* Task directions
In the entries below, find every line holding the string "value" and collect it.

[Dataset records]
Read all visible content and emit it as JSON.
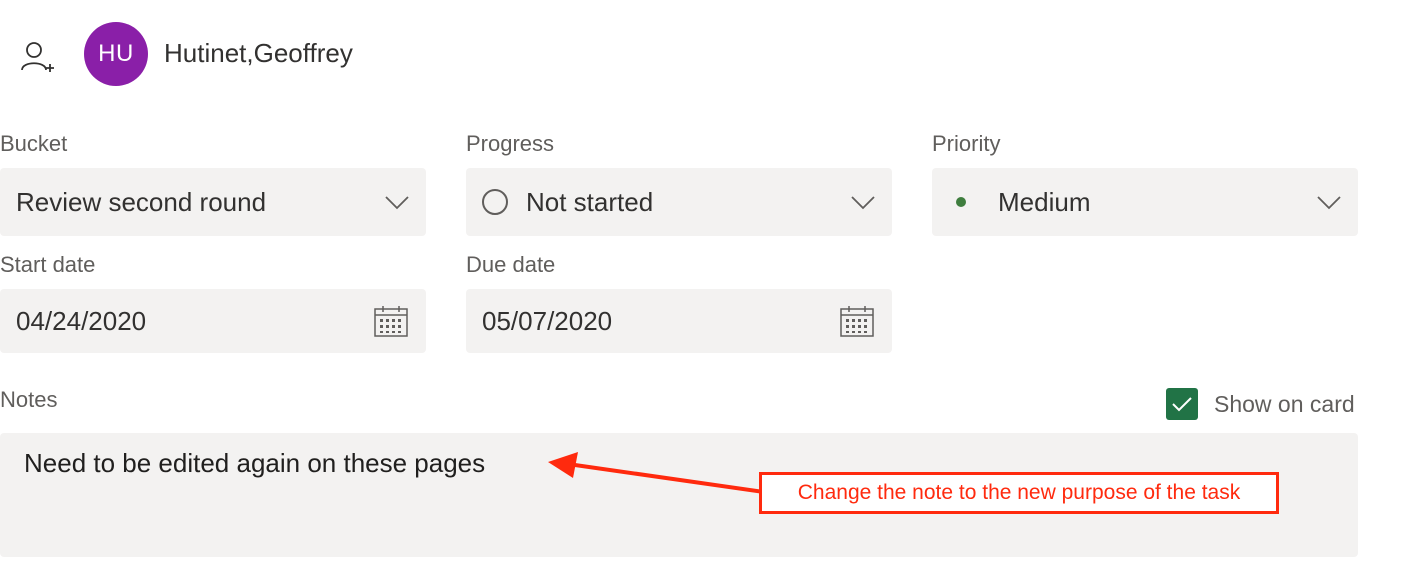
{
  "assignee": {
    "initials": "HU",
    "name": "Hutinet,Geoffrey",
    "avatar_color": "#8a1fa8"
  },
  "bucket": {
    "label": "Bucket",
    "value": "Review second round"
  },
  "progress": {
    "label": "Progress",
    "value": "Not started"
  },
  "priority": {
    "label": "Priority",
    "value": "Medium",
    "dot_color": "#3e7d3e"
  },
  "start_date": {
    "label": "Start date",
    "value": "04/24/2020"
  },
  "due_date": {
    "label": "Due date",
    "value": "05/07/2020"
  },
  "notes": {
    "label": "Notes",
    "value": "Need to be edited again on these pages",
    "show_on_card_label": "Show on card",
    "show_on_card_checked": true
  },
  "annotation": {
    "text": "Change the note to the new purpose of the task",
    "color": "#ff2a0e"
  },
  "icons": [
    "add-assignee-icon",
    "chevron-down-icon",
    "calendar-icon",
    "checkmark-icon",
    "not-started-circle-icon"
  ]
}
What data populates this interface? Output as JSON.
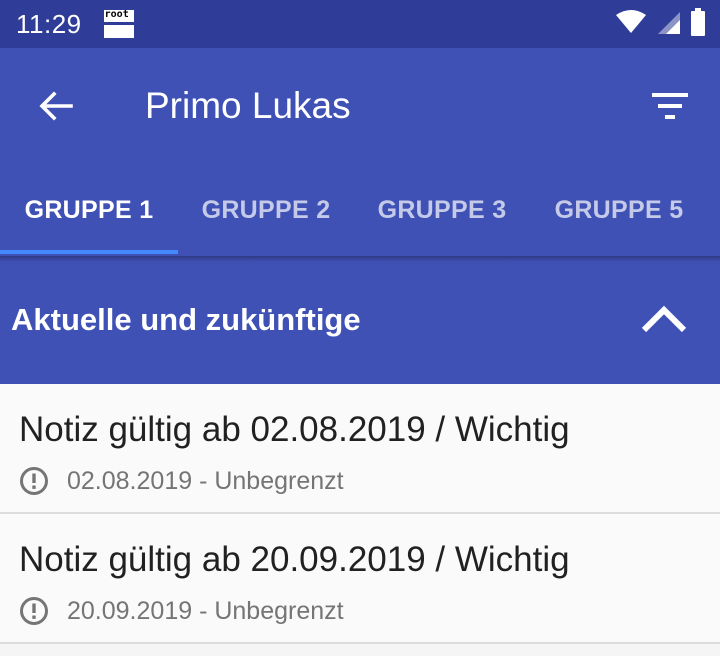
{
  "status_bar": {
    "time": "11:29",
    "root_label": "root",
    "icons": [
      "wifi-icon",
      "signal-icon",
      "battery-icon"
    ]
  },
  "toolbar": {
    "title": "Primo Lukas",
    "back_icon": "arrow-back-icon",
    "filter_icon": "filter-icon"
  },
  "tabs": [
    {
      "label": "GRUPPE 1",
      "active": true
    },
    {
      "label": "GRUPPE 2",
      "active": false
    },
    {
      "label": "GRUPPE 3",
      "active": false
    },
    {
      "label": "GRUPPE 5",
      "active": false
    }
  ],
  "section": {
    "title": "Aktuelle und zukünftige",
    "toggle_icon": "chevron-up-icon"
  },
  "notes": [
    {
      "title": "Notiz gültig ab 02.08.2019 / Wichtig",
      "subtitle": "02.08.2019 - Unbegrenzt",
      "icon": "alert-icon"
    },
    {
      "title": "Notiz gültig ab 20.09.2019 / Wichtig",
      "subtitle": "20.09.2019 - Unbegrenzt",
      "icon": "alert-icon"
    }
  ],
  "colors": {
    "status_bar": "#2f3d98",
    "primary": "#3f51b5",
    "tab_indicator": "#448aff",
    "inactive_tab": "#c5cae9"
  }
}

* Written solution
    "value": "Review second round"
    "value": "Not started"
    "value": "Medium",
    "value": "04/24/2020"
    "value": "05/07/2020"
    "value": "Need to be edited again on these pages",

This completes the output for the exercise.